**What is expected**
The records below must be written out exactly, with every picture left behind.

**Collection entries**
— Begin —

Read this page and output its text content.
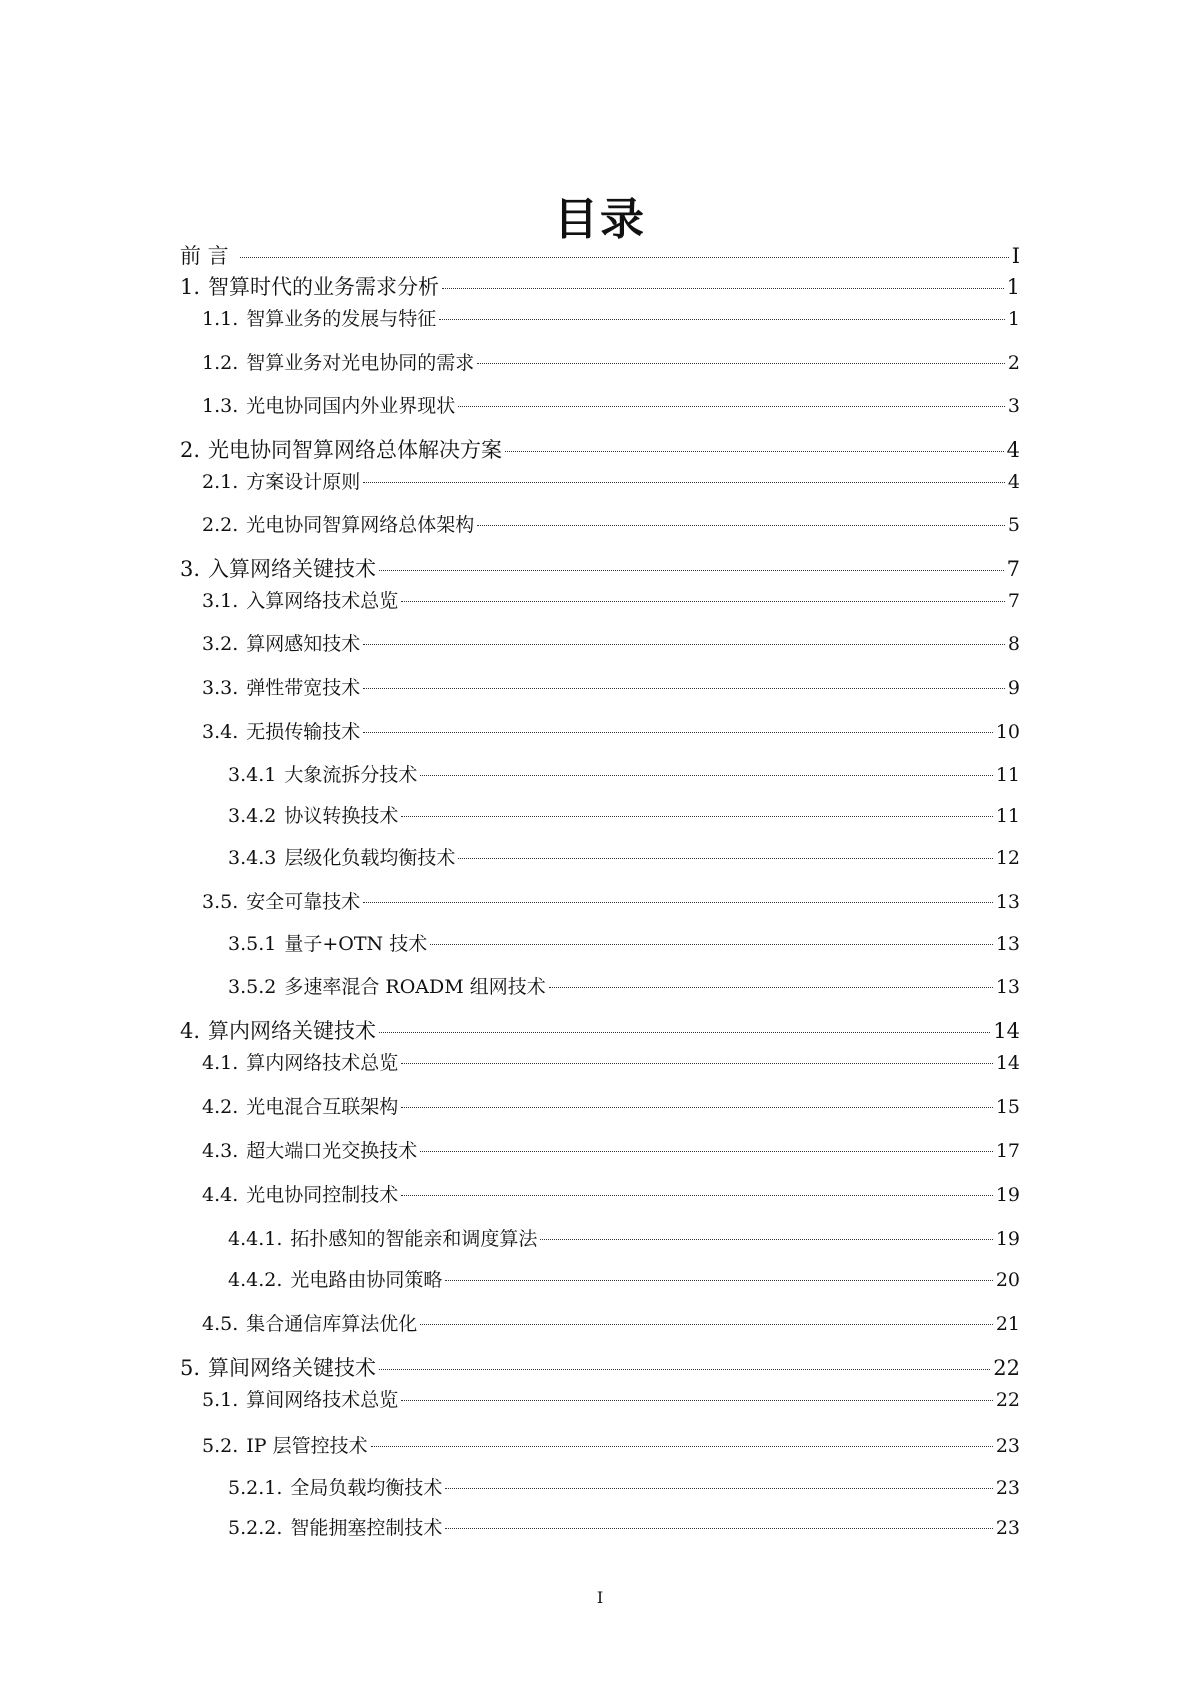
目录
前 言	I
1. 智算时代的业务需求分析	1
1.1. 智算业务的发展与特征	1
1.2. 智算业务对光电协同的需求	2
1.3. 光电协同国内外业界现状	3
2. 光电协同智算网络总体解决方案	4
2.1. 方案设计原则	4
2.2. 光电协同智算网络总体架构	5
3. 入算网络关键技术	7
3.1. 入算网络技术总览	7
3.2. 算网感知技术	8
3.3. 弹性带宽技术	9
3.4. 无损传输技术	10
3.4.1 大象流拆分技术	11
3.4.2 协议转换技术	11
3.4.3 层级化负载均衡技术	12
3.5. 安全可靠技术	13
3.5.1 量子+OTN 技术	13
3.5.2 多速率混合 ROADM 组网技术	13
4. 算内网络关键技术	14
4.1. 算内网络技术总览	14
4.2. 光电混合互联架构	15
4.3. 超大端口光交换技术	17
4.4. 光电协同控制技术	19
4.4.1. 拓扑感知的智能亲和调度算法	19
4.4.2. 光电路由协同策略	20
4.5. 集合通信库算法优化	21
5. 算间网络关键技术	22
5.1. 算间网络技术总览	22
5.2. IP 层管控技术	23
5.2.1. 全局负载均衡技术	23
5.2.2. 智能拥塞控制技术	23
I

— End —

**Response**
Read this page and output its text content.
目录
前 言	I
1. 智算时代的业务需求分析	1
1.1. 智算业务的发展与特征	1
1.2. 智算业务对光电协同的需求	2
1.3. 光电协同国内外业界现状	3
2. 光电协同智算网络总体解决方案	4
2.1. 方案设计原则	4
2.2. 光电协同智算网络总体架构	5
3. 入算网络关键技术	7
3.1. 入算网络技术总览	7
3.2. 算网感知技术	8
3.3. 弹性带宽技术	9
3.4. 无损传输技术	10
3.4.1 大象流拆分技术	11
3.4.2 协议转换技术	11
3.4.3 层级化负载均衡技术	12
3.5. 安全可靠技术	13
3.5.1 量子+OTN 技术	13
3.5.2 多速率混合 ROADM 组网技术	13
4. 算内网络关键技术	14
4.1. 算内网络技术总览	14
4.2. 光电混合互联架构	15
4.3. 超大端口光交换技术	17
4.4. 光电协同控制技术	19
4.4.1. 拓扑感知的智能亲和调度算法	19
4.4.2. 光电路由协同策略	20
4.5. 集合通信库算法优化	21
5. 算间网络关键技术	22
5.1. 算间网络技术总览	22
5.2. IP 层管控技术	23
5.2.1. 全局负载均衡技术	23
5.2.2. 智能拥塞控制技术	23
I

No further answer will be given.